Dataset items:
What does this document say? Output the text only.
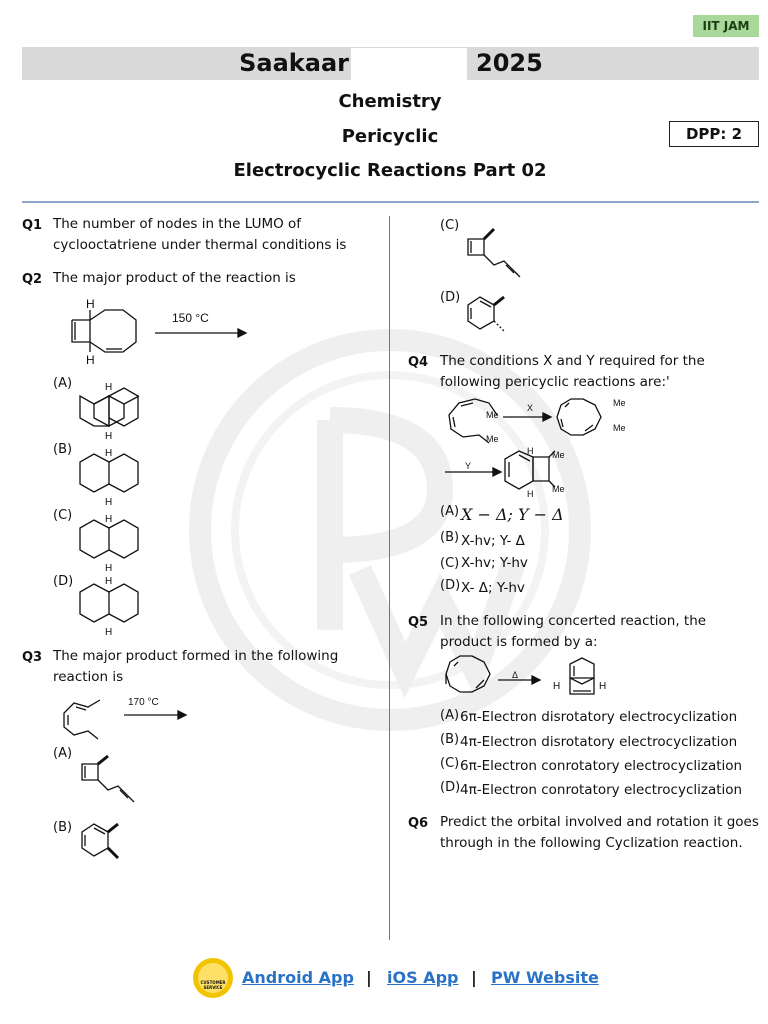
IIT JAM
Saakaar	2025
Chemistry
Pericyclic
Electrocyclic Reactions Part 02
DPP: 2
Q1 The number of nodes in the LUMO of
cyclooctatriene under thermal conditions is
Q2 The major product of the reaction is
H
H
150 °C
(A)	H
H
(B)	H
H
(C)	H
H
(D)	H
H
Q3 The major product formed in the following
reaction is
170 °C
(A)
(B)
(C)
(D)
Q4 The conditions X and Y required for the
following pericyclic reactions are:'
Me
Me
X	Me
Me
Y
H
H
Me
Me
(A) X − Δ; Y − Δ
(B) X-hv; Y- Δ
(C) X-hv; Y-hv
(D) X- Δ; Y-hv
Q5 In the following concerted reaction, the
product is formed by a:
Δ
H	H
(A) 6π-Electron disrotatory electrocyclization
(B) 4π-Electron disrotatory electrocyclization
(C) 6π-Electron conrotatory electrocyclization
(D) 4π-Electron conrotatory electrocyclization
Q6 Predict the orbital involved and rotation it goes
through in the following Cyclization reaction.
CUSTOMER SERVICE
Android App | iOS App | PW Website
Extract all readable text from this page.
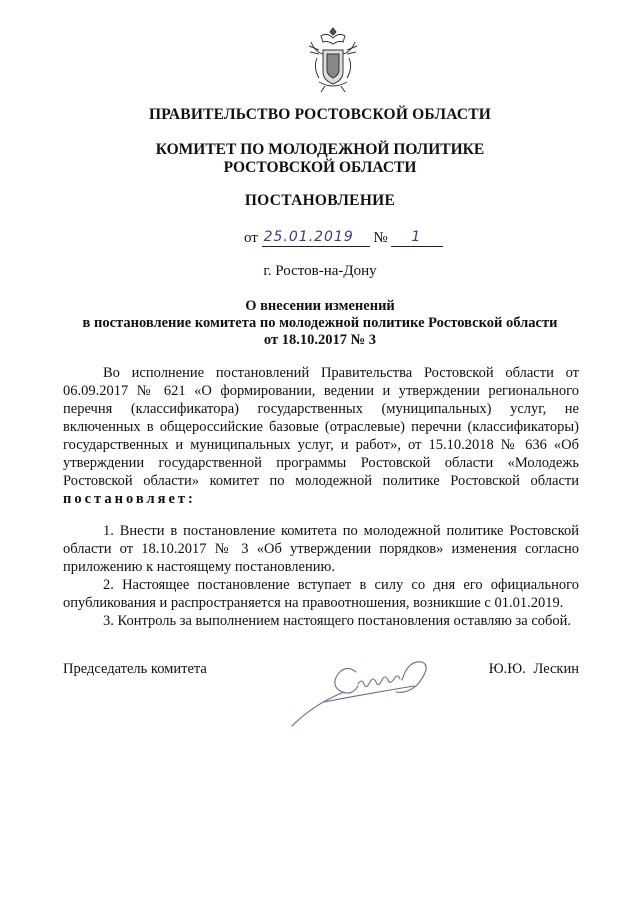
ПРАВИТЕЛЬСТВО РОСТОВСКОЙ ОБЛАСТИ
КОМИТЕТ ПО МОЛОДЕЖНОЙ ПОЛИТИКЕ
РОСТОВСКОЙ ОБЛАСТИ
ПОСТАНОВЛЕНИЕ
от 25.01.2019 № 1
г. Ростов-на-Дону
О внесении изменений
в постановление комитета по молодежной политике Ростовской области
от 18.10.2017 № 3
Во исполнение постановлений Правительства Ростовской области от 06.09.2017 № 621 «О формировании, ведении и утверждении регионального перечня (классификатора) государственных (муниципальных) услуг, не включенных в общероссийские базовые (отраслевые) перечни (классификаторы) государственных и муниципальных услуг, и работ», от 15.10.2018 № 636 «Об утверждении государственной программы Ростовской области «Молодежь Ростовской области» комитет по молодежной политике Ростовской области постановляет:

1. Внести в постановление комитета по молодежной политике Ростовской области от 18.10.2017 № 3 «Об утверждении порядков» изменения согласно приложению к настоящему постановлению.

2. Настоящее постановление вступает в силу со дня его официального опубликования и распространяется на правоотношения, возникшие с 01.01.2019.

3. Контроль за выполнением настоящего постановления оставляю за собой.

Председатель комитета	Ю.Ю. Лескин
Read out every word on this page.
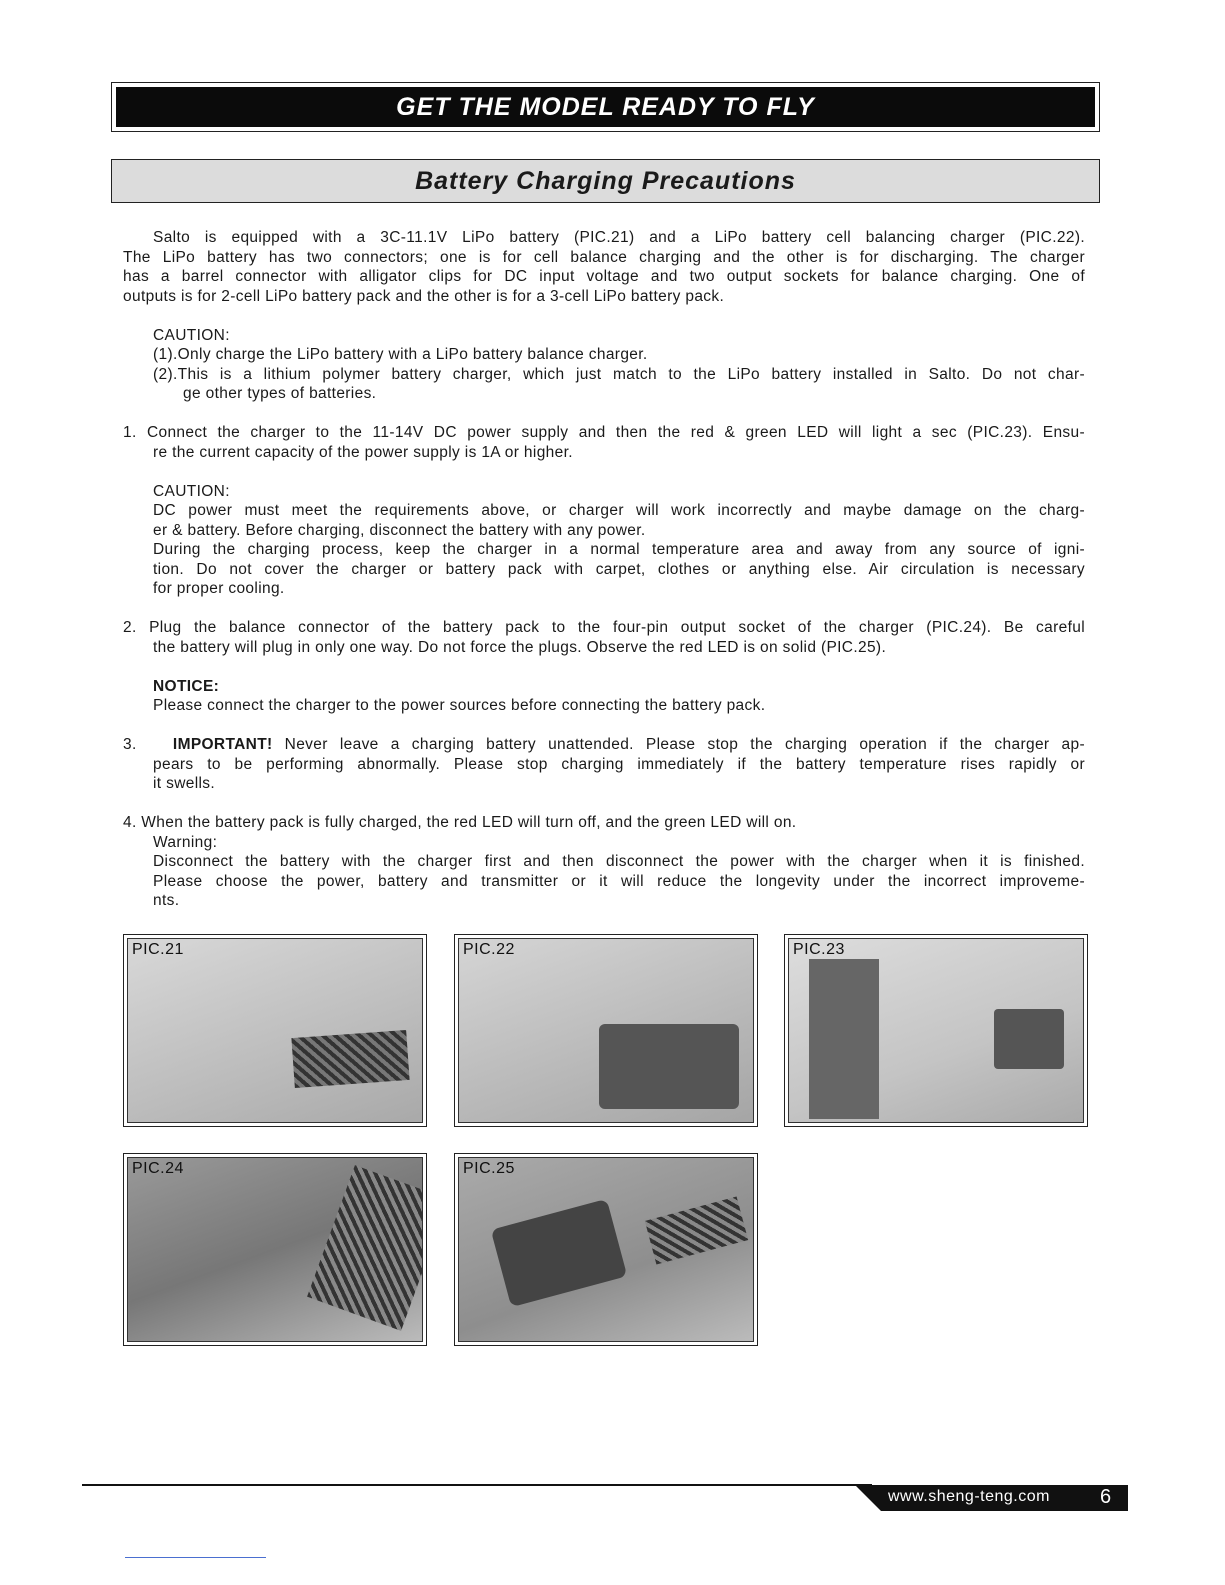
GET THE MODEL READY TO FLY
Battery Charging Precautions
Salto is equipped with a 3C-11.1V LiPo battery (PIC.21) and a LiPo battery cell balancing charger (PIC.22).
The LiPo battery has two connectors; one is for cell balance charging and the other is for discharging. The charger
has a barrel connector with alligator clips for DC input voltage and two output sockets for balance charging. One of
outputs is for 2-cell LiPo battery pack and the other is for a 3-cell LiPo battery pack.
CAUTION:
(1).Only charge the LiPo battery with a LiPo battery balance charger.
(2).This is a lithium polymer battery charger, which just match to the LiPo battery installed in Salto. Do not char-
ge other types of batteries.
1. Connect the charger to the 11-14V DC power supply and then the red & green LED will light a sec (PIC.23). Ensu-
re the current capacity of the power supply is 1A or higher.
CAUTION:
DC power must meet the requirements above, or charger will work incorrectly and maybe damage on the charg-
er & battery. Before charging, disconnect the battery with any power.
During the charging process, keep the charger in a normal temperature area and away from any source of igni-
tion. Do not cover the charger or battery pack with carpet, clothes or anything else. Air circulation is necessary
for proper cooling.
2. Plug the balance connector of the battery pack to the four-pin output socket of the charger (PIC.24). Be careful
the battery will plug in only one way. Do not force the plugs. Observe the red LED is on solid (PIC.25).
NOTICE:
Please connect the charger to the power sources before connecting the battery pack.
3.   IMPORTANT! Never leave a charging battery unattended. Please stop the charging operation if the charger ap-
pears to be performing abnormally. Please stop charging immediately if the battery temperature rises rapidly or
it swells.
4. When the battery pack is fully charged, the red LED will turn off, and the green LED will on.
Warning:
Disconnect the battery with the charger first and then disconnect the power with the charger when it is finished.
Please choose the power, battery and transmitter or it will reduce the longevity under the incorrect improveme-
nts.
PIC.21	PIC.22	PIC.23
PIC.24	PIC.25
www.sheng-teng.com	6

Objective:
Transcribe all of the material exactly, leaving out whatever pictures it contains.

Output below:
What does this document say? Output the text only.
IIT JAM
Saakaar	2025
Chemistry
Pericyclic
Electrocyclic Reactions Part 02
DPP: 2
Q1 The number of nodes in the LUMO of
cyclooctatriene under thermal conditions is
Q2 The major product of the reaction is
H
H
150 °C
(A)	H
H
(B)	H
H
(C)	H
H
(D)	H
H
Q3 The major product formed in the following
reaction is
170 °C
(A)
(B)
(C)
(D)
Q4 The conditions X and Y required for the
following pericyclic reactions are:'
Me
Me
X	Me
Me
Y
H
H
Me
Me
(A) X − Δ; Y − Δ
(B) X-hv; Y- Δ
(C) X-hv; Y-hv
(D) X- Δ; Y-hv
Q5 In the following concerted reaction, the
product is formed by a:
Δ
H	H
(A) 6π-Electron disrotatory electrocyclization
(B) 4π-Electron disrotatory electrocyclization
(C) 6π-Electron conrotatory electrocyclization
(D) 4π-Electron conrotatory electrocyclization
Q6 Predict the orbital involved and rotation it goes
through in the following Cyclization reaction.
CUSTOMER SERVICE
Android App | iOS App | PW Website
Extract all readable text from this page.
ПРАВИТЕЛЬСТВО РОСТОВСКОЙ ОБЛАСТИ
КОМИТЕТ ПО МОЛОДЕЖНОЙ ПОЛИТИКЕ
РОСТОВСКОЙ ОБЛАСТИ
ПОСТАНОВЛЕНИЕ
от 25.01.2019 № 1
г. Ростов-на-Дону
О внесении изменений
в постановление комитета по молодежной политике Ростовской области
от 18.10.2017 № 3
Во исполнение постановлений Правительства Ростовской области от 06.09.2017 № 621 «О формировании, ведении и утверждении регионального перечня (классификатора) государственных (муниципальных) услуг, не включенных в общероссийские базовые (отраслевые) перечни (классификаторы) государственных и муниципальных услуг, и работ», от 15.10.2018 № 636 «Об утверждении государственной программы Ростовской области «Молодежь Ростовской области» комитет по молодежной политике Ростовской области постановляет:

1. Внести в постановление комитета по молодежной политике Ростовской области от 18.10.2017 № 3 «Об утверждении порядков» изменения согласно приложению к настоящему постановлению.

2. Настоящее постановление вступает в силу со дня его официального опубликования и распространяется на правоотношения, возникшие с 01.01.2019.

3. Контроль за выполнением настоящего постановления оставляю за собой.

Председатель комитета	Ю.Ю. Лескин
Read out every word on this page.
GET THE MODEL READY TO FLY
Battery Charging Precautions
Salto is equipped with a 3C-11.1V LiPo battery (PIC.21) and a LiPo battery cell balancing charger (PIC.22).
The LiPo battery has two connectors; one is for cell balance charging and the other is for discharging. The charger
has a barrel connector with alligator clips for DC input voltage and two output sockets for balance charging. One of
outputs is for 2-cell LiPo battery pack and the other is for a 3-cell LiPo battery pack.
CAUTION:
(1).Only charge the LiPo battery with a LiPo battery balance charger.
(2).This is a lithium polymer battery charger, which just match to the LiPo battery installed in Salto. Do not char-
ge other types of batteries.
1. Connect the charger to the 11-14V DC power supply and then the red & green LED will light a sec (PIC.23). Ensu-
re the current capacity of the power supply is 1A or higher.
CAUTION:
DC power must meet the requirements above, or charger will work incorrectly and maybe damage on the charg-
er & battery. Before charging, disconnect the battery with any power.
During the charging process, keep the charger in a normal temperature area and away from any source of igni-
tion. Do not cover the charger or battery pack with carpet, clothes or anything else. Air circulation is necessary
for proper cooling.
2. Plug the balance connector of the battery pack to the four-pin output socket of the charger (PIC.24). Be careful
the battery will plug in only one way. Do not force the plugs. Observe the red LED is on solid (PIC.25).
NOTICE:
Please connect the charger to the power sources before connecting the battery pack.
3.   IMPORTANT! Never leave a charging battery unattended. Please stop the charging operation if the charger ap-
pears to be performing abnormally. Please stop charging immediately if the battery temperature rises rapidly or
it swells.
4. When the battery pack is fully charged, the red LED will turn off, and the green LED will on.
Warning:
Disconnect the battery with the charger first and then disconnect the power with the charger when it is finished.
Please choose the power, battery and transmitter or it will reduce the longevity under the incorrect improveme-
nts.
PIC.21	PIC.22	PIC.23
PIC.24	PIC.25
www.sheng-teng.com	6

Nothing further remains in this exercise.